## Stated goal:
Locate and copy all lines bearing the word "scenery".

## begin Data for the task

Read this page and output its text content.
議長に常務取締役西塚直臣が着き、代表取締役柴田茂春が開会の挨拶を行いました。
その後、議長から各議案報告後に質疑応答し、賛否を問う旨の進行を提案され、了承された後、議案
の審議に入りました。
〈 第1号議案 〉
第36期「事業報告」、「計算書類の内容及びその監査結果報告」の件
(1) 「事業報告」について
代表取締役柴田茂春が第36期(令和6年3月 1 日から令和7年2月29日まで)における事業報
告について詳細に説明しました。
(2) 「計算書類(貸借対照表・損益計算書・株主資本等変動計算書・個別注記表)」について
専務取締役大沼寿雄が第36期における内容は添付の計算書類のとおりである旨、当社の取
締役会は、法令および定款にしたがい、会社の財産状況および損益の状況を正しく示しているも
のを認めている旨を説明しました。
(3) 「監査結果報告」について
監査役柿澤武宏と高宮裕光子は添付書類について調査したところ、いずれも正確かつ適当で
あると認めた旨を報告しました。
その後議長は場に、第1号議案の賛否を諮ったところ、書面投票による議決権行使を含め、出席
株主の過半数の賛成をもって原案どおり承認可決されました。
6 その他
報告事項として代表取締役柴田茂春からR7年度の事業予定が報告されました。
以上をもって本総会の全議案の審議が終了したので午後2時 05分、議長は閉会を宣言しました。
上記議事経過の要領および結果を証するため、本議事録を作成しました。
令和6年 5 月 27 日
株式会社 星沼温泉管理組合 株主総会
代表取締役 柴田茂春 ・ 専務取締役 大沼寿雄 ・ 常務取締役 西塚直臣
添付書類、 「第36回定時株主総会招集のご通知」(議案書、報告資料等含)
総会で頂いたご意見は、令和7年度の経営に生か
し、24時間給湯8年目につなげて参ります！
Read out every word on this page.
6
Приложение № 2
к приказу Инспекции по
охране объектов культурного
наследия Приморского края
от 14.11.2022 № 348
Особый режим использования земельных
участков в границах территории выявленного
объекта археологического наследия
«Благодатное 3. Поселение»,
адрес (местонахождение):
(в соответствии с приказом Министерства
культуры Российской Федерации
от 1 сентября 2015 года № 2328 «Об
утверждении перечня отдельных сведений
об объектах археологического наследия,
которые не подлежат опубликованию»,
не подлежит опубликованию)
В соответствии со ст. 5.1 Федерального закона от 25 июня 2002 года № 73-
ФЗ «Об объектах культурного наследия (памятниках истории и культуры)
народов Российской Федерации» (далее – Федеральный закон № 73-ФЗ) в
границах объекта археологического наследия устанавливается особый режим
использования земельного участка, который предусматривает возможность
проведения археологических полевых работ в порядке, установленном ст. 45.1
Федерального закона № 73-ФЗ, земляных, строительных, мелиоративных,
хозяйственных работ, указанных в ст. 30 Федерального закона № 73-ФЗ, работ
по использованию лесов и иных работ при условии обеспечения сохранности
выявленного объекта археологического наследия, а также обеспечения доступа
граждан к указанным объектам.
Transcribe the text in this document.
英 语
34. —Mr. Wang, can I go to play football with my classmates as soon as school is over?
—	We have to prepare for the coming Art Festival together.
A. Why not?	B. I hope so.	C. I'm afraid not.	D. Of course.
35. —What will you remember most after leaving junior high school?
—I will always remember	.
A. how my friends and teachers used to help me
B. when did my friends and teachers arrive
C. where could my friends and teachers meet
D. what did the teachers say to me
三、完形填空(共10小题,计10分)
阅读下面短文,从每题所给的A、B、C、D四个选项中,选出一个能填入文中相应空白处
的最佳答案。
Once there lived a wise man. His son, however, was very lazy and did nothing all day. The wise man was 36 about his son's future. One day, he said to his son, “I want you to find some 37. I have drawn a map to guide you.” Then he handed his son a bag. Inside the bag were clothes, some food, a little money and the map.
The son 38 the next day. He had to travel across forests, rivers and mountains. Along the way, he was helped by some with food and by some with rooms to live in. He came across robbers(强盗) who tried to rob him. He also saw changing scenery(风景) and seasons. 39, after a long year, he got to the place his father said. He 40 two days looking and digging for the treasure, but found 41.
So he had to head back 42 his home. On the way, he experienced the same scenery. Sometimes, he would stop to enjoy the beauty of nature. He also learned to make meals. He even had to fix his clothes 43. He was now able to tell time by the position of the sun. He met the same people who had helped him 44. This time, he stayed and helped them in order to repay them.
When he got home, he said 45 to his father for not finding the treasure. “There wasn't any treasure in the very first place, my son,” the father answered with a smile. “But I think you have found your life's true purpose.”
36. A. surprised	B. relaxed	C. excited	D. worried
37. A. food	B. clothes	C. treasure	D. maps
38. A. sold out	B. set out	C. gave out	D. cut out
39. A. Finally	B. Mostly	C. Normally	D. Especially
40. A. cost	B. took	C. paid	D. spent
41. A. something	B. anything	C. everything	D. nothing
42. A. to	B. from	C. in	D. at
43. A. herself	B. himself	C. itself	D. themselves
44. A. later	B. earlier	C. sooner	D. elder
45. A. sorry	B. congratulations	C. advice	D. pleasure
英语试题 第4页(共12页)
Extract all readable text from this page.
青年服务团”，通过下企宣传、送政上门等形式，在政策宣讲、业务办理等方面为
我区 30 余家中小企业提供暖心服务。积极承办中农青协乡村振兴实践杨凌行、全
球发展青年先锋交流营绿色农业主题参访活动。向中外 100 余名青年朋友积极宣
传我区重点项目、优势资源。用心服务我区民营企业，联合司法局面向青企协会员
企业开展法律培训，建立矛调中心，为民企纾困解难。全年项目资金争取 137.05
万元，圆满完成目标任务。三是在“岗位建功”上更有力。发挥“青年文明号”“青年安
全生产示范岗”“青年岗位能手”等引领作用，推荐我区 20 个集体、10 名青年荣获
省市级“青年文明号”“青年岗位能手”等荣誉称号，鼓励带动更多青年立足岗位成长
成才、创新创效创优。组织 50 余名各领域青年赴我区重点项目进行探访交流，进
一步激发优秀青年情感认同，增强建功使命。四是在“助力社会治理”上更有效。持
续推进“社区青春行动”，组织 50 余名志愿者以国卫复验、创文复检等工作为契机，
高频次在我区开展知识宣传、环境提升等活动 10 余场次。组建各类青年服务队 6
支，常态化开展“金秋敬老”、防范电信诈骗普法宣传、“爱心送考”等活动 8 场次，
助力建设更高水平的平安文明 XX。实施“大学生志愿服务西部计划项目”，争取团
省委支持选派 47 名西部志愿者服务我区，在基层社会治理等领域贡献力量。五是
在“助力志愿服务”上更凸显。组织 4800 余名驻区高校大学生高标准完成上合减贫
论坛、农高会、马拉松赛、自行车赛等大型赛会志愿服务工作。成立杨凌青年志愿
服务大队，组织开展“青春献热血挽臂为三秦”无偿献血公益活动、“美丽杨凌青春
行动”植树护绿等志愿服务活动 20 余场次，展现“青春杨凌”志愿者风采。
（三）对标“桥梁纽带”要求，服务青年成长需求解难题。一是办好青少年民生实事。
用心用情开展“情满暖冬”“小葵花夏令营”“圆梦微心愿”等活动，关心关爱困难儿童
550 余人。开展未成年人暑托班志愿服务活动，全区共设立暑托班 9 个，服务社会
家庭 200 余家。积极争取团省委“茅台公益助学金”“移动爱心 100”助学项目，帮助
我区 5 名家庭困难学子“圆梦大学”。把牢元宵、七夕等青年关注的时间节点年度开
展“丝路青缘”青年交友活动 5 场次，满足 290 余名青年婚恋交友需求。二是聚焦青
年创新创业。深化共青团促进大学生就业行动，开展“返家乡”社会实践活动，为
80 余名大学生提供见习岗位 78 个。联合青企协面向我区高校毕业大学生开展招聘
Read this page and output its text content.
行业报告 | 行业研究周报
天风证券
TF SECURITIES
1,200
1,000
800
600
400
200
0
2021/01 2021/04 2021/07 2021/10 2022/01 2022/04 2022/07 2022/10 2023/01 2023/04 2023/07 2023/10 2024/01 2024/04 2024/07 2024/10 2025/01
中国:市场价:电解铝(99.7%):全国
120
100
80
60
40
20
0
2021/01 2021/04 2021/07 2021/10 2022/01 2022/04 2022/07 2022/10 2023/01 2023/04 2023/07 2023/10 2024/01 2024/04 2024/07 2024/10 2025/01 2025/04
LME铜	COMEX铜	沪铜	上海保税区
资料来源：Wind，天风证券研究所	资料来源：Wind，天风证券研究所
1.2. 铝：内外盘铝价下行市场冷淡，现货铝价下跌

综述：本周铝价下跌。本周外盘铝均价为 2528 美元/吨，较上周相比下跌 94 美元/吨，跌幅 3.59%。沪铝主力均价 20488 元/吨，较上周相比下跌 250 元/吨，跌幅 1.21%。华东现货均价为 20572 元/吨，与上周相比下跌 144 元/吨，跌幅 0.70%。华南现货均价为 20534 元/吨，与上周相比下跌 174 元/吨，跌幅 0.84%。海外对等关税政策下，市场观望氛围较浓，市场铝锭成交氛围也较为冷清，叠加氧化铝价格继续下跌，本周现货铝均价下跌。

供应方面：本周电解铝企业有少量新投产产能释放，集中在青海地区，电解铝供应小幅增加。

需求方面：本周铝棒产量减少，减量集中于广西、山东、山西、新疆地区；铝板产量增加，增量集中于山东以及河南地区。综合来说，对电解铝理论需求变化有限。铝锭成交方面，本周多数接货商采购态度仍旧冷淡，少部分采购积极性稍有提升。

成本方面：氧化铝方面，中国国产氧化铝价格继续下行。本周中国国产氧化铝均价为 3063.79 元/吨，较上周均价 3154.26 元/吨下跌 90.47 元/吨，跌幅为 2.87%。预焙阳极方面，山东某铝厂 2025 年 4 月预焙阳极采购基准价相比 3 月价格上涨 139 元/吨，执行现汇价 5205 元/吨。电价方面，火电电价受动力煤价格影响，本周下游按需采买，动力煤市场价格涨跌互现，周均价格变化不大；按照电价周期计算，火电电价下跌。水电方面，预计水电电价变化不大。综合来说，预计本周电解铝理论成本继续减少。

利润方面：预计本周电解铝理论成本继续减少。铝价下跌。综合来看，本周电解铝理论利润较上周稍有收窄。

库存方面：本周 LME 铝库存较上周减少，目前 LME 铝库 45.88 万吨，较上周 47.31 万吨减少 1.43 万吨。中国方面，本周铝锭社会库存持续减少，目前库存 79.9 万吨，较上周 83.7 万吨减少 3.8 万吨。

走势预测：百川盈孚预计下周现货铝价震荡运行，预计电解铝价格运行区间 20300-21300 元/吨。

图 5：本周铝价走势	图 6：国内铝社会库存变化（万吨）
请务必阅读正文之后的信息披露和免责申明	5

## end Data for the task

## Answer to this exercise:
The son 38 the next day. He had to travel across forests, rivers and mountains. Along the way, he was helped by some with food and by some with rooms to live in. He came across robbers(强盗) who tried to rob him. He also saw changing scenery(风景) and seasons. 39, after a long year, he got to the place his father said. He 40 two days looking and digging for the treasure, but found 41.
So he had to head back 42 his home. On the way, he experienced the same scenery. Sometimes, he would stop to enjoy the beauty of nature. He also learned to make meals. He even had to fix his clothes 43. He was now able to tell time by the position of the sun. He met the same people who had helped him 44. This time, he stayed and helped them in order to repay them.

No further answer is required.